*** Available data
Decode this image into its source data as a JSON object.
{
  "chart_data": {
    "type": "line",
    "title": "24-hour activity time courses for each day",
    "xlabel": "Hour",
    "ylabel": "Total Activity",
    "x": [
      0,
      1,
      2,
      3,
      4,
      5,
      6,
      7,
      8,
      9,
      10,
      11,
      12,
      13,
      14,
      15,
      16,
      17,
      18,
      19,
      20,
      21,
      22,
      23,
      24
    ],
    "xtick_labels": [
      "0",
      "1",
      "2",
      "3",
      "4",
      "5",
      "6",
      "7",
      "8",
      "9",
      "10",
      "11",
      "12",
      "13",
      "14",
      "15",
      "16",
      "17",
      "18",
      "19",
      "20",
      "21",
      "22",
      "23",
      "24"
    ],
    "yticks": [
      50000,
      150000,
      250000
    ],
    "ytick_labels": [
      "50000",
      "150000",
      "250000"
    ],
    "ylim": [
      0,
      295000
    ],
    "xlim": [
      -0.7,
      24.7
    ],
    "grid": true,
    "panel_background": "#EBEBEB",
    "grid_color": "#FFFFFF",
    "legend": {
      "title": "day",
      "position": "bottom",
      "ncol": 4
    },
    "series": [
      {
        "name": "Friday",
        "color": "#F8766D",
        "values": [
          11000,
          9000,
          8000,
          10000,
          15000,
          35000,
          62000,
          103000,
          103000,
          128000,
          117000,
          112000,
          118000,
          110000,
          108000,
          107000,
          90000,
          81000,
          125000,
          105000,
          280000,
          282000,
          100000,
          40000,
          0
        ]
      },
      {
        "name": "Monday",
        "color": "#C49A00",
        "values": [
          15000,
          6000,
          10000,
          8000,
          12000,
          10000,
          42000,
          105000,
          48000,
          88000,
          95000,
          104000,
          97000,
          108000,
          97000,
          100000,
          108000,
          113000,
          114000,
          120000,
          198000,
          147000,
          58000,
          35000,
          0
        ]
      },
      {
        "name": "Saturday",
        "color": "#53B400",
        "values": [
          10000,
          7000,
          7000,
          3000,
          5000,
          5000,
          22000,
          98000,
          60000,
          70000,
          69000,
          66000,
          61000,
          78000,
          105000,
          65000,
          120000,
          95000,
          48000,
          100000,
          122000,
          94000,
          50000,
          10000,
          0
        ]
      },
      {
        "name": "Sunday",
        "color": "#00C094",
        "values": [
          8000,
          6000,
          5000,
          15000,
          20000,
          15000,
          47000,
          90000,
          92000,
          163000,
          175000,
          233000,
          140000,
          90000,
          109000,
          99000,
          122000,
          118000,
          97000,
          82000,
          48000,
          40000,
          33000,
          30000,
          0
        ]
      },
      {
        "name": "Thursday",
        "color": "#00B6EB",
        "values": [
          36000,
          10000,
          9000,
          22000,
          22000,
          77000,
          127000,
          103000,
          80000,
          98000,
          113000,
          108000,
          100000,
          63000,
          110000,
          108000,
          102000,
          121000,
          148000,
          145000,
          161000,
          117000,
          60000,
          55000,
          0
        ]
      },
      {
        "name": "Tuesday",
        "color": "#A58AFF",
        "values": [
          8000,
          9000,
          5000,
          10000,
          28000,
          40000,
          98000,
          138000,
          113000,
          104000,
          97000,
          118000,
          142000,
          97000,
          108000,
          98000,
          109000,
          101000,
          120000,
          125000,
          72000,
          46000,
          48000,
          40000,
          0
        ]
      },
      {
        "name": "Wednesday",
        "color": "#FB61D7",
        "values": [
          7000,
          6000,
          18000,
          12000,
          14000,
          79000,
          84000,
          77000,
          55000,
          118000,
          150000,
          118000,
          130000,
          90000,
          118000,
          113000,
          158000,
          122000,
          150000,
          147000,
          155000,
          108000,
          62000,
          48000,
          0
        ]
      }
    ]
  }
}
******
Problem description —
Pick out the lines containing the string "name".

Written solution —
        "name": "Friday",
        "name": "Monday",
        "name": "Saturday",
        "name": "Sunday",
        "name": "Thursday",
        "name": "Tuesday",
        "name": "Wednesday",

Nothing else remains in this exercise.